• What is required:
Copy everything in the data below exactly except the pictures.

• Recorded data:
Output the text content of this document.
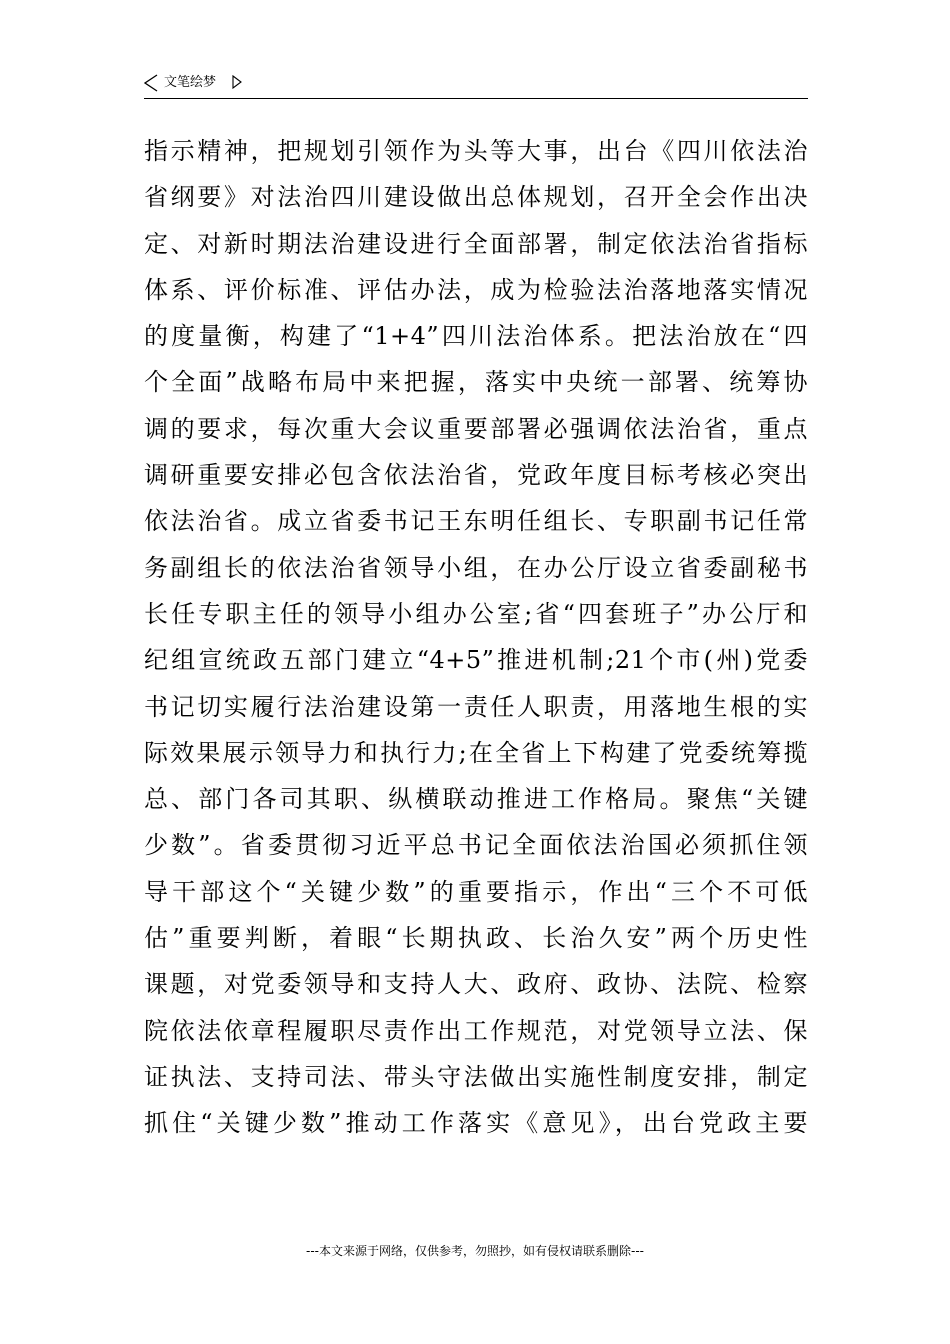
文笔绘梦
指示精神，把规划引领作为头等大事，出台《四川依法治
省纲要》对法治四川建设做出总体规划，召开全会作出决
定、对新时期法治建设进行全面部署，制定依法治省指标
体系、评价标准、评估办法，成为检验法治落地落实情况
的度量衡，构建了“1+4”四川法治体系。把法治放在“四
个全面”战略布局中来把握，落实中央统一部署、统筹协
调的要求，每次重大会议重要部署必强调依法治省，重点
调研重要安排必包含依法治省，党政年度目标考核必突出
依法治省。成立省委书记王东明任组长、专职副书记任常
务副组长的依法治省领导小组，在办公厅设立省委副秘书
长任专职主任的领导小组办公室;省“四套班子”办公厅和
纪组宣统政五部门建立“4+5”推进机制;21个市(州)党委
书记切实履行法治建设第一责任人职责，用落地生根的实
际效果展示领导力和执行力;在全省上下构建了党委统筹揽
总、部门各司其职、纵横联动推进工作格局。聚焦“关键
少数”。省委贯彻习近平总书记全面依法治国必须抓住领
导干部这个“关键少数”的重要指示，作出“三个不可低
估”重要判断，着眼“长期执政、长治久安”两个历史性
课题，对党委领导和支持人大、政府、政协、法院、检察
院依法依章程履职尽责作出工作规范，对党领导立法、保
证执法、支持司法、带头守法做出实施性制度安排，制定
抓住“关键少数”推动工作落实《意见》，出台党政主要
---本文来源于网络，仅供参考，勿照抄，如有侵权请联系删除---
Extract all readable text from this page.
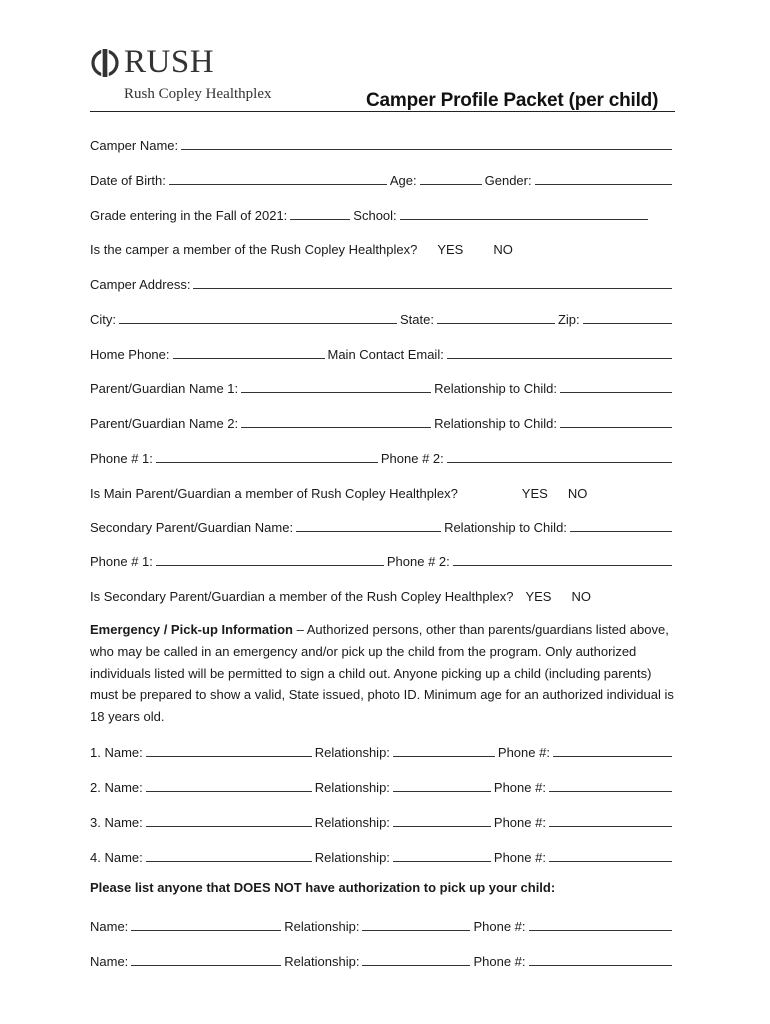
RUSH
Rush Copley Healthplex	Camper Profile Packet (per child)
Camper Name:
Date of Birth:	Age:	Gender:
Grade entering in the Fall of 2021:	School:
Is the camper a member of the Rush Copley Healthplex? YES NO
Camper Address:
City:	State:	Zip:
Home Phone:	Main Contact Email:
Parent/Guardian Name 1:	Relationship to Child:
Parent/Guardian Name 2:	Relationship to Child:
Phone # 1:	Phone # 2:
Is Main Parent/Guardian a member of Rush Copley Healthplex?	YES NO
Secondary Parent/Guardian Name:	Relationship to Child:
Phone # 1:	Phone # 2:
Is Secondary Parent/Guardian a member of the Rush Copley Healthplex? YES NO
Emergency / Pick-up Information – Authorized persons, other than parents/guardians listed above, who may be called in an emergency and/or pick up the child from the program. Only authorized individuals listed will be permitted to sign a child out. Anyone picking up a child (including parents) must be prepared to show a valid, State issued, photo ID. Minimum age for an authorized individual is 18 years old.
1. Name:	Relationship:	Phone #:
2. Name:	Relationship:	Phone #:
3. Name:	Relationship:	Phone #:
4. Name:	Relationship:	Phone #:
Please list anyone that DOES NOT have authorization to pick up your child:
Name:	Relationship:	Phone #:
Name:	Relationship:	Phone #:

• Solution for this task:
Output the text content of this document.
文笔绘梦
指示精神，把规划引领作为头等大事，出台《四川依法治
省纲要》对法治四川建设做出总体规划，召开全会作出决
定、对新时期法治建设进行全面部署，制定依法治省指标
体系、评价标准、评估办法，成为检验法治落地落实情况
的度量衡，构建了“1+4”四川法治体系。把法治放在“四
个全面”战略布局中来把握，落实中央统一部署、统筹协
调的要求，每次重大会议重要部署必强调依法治省，重点
调研重要安排必包含依法治省，党政年度目标考核必突出
依法治省。成立省委书记王东明任组长、专职副书记任常
务副组长的依法治省领导小组，在办公厅设立省委副秘书
长任专职主任的领导小组办公室;省“四套班子”办公厅和
纪组宣统政五部门建立“4+5”推进机制;21个市(州)党委
书记切实履行法治建设第一责任人职责，用落地生根的实
际效果展示领导力和执行力;在全省上下构建了党委统筹揽
总、部门各司其职、纵横联动推进工作格局。聚焦“关键
少数”。省委贯彻习近平总书记全面依法治国必须抓住领
导干部这个“关键少数”的重要指示，作出“三个不可低
估”重要判断，着眼“长期执政、长治久安”两个历史性
课题，对党委领导和支持人大、政府、政协、法院、检察
院依法依章程履职尽责作出工作规范，对党领导立法、保
证执法、支持司法、带头守法做出实施性制度安排，制定
抓住“关键少数”推动工作落实《意见》，出台党政主要
---本文来源于网络，仅供参考，勿照抄，如有侵权请联系删除---
Extract all readable text from this page.
RUSH
Rush Copley Healthplex	Camper Profile Packet (per child)
Camper Name:
Date of Birth:	Age:	Gender:
Grade entering in the Fall of 2021:	School:
Is the camper a member of the Rush Copley Healthplex? YES NO
Camper Address:
City:	State:	Zip:
Home Phone:	Main Contact Email:
Parent/Guardian Name 1:	Relationship to Child:
Parent/Guardian Name 2:	Relationship to Child:
Phone # 1:	Phone # 2:
Is Main Parent/Guardian a member of Rush Copley Healthplex?	YES NO
Secondary Parent/Guardian Name:	Relationship to Child:
Phone # 1:	Phone # 2:
Is Secondary Parent/Guardian a member of the Rush Copley Healthplex? YES NO
Emergency / Pick-up Information – Authorized persons, other than parents/guardians listed above, who may be called in an emergency and/or pick up the child from the program. Only authorized individuals listed will be permitted to sign a child out. Anyone picking up a child (including parents) must be prepared to show a valid, State issued, photo ID. Minimum age for an authorized individual is 18 years old.
1. Name:	Relationship:	Phone #:
2. Name:	Relationship:	Phone #:
3. Name:	Relationship:	Phone #:
4. Name:	Relationship:	Phone #:
Please list anyone that DOES NOT have authorization to pick up your child:
Name:	Relationship:	Phone #:
Name:	Relationship:	Phone #:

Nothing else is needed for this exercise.